__SHORT TASK__.
Count every line in the following entries where the word "丹江口市" appears. Give the count alone.

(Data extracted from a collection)
--- Begin ---

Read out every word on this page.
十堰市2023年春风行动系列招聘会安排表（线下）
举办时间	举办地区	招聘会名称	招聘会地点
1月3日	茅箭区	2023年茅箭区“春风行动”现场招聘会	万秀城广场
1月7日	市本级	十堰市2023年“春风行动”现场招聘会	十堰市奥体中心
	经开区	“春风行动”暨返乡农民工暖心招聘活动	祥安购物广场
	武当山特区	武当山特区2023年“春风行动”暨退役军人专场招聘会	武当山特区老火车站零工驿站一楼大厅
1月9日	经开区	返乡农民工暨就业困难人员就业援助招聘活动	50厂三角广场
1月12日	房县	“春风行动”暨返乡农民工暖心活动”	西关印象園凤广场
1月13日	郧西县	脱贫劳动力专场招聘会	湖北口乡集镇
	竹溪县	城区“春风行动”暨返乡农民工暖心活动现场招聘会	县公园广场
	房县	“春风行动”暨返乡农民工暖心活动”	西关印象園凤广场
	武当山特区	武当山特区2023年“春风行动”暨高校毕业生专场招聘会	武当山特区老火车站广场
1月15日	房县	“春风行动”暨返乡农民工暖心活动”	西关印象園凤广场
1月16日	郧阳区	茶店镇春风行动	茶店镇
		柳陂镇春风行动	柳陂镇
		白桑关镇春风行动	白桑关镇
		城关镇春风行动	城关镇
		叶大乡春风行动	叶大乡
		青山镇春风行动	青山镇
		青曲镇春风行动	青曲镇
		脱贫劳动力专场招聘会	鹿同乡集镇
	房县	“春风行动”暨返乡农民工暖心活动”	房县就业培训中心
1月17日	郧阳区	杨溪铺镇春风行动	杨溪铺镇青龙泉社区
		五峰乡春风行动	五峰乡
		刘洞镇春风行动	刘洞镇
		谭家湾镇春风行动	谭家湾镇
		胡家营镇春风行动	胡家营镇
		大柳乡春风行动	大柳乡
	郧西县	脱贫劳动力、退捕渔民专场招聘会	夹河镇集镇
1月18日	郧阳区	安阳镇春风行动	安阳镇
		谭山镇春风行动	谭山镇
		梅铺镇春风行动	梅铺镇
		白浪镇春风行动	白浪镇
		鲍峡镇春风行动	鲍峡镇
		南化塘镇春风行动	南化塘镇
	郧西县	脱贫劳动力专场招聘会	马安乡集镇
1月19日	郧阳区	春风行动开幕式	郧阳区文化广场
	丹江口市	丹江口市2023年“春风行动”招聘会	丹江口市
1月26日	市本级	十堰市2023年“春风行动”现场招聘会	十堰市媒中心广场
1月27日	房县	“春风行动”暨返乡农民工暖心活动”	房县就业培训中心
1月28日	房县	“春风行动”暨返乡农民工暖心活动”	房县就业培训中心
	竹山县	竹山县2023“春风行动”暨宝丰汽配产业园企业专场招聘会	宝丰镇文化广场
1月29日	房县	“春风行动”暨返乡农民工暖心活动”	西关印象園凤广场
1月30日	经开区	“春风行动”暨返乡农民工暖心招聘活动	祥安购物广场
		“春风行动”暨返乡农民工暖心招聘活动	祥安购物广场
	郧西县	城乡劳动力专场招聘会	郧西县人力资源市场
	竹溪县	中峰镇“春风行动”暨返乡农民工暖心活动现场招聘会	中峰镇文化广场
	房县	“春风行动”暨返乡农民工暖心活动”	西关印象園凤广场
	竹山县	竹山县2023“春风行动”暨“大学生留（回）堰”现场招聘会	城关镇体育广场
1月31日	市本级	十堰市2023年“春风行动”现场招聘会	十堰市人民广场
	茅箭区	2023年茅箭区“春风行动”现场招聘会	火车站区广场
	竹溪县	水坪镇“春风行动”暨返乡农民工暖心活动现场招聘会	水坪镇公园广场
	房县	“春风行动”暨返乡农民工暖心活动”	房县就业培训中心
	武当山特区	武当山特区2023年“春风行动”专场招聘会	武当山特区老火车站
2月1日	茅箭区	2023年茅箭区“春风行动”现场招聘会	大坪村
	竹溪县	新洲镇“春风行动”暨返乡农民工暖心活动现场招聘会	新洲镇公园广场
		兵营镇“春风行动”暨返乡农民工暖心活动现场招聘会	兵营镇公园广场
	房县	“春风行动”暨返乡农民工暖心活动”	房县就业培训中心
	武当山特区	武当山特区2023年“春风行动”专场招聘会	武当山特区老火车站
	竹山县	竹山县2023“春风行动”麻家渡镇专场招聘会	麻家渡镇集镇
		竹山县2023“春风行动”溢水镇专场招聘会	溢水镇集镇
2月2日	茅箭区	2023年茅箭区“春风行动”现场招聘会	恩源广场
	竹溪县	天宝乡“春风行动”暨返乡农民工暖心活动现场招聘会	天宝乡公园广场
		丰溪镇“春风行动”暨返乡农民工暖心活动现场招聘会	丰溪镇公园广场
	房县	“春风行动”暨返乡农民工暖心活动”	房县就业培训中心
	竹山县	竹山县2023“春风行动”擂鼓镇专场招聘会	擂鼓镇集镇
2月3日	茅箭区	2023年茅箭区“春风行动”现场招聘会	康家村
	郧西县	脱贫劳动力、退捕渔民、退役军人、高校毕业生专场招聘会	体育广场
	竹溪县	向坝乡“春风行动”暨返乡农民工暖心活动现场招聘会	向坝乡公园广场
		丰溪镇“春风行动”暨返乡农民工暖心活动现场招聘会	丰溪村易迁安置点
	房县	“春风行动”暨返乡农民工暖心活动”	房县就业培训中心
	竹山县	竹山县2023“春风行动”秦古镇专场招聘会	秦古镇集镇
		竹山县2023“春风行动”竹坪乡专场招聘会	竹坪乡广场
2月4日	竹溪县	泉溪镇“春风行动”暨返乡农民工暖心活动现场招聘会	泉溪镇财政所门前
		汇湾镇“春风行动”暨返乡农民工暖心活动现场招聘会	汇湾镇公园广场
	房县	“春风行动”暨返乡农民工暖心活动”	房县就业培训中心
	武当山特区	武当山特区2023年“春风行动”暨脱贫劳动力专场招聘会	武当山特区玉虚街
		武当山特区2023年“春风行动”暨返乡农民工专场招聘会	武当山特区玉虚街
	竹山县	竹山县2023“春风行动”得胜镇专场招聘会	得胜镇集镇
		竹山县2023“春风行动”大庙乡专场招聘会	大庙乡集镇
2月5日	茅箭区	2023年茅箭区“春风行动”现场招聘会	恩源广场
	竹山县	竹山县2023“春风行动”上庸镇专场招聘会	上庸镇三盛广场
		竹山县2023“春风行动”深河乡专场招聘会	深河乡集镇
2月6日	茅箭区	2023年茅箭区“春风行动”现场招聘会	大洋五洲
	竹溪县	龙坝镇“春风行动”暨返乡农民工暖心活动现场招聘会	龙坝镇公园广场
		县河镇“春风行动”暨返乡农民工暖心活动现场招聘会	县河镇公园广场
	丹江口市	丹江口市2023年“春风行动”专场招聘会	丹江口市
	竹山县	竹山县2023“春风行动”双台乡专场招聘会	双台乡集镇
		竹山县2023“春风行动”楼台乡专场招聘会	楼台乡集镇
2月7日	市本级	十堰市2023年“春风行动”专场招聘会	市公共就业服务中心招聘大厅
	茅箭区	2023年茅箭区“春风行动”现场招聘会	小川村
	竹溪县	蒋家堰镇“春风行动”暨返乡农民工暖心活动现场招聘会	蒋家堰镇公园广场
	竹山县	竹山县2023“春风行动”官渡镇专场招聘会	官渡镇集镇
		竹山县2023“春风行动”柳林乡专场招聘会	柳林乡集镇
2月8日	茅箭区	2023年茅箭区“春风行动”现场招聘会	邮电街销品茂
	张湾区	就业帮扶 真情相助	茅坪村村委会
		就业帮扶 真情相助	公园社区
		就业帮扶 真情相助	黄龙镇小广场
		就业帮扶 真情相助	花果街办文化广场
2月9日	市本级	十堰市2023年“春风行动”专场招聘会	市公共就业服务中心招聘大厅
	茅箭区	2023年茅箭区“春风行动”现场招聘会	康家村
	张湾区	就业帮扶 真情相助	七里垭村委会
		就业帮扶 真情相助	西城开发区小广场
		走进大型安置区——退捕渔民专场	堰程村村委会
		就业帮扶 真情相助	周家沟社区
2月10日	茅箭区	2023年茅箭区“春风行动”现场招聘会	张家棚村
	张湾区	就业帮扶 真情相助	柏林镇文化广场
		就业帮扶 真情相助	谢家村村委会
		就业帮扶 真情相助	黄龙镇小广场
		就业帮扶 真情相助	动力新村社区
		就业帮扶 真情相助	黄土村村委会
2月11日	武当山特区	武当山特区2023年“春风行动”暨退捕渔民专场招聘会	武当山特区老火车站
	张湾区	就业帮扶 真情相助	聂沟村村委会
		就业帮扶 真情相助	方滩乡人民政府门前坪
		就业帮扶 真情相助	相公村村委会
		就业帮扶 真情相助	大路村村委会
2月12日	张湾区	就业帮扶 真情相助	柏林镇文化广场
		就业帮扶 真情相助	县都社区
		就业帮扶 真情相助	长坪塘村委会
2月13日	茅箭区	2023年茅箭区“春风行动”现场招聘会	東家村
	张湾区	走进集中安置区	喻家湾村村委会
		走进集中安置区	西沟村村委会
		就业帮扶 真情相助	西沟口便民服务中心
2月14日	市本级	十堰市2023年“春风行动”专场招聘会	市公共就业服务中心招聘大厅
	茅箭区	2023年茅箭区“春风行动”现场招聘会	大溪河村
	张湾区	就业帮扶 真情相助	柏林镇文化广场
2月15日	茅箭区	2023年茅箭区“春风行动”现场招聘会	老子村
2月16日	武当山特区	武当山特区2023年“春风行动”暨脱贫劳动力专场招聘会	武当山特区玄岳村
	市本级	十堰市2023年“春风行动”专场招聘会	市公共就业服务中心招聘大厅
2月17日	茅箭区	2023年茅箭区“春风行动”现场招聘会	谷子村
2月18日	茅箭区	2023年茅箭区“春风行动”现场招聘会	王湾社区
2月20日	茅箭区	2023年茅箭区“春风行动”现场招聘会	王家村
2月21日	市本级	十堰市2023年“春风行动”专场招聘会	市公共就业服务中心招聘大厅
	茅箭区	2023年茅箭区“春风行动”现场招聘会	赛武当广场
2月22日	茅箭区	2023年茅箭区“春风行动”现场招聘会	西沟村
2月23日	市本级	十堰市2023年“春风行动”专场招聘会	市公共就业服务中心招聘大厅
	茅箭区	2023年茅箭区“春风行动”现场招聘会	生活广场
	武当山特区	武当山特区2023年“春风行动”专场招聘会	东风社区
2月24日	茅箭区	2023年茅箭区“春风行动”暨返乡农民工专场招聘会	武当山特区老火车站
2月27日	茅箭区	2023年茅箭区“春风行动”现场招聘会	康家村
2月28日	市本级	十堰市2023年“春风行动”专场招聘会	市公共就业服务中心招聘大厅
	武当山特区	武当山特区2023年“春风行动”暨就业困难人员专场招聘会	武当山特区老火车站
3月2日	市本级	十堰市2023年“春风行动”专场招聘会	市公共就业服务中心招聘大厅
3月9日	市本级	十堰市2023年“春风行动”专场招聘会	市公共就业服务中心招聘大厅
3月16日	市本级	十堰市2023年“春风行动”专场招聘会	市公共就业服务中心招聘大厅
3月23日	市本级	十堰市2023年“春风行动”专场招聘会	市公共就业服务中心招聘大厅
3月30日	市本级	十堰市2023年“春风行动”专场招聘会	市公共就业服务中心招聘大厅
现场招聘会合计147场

--- End ---

__RESPONSE__.
2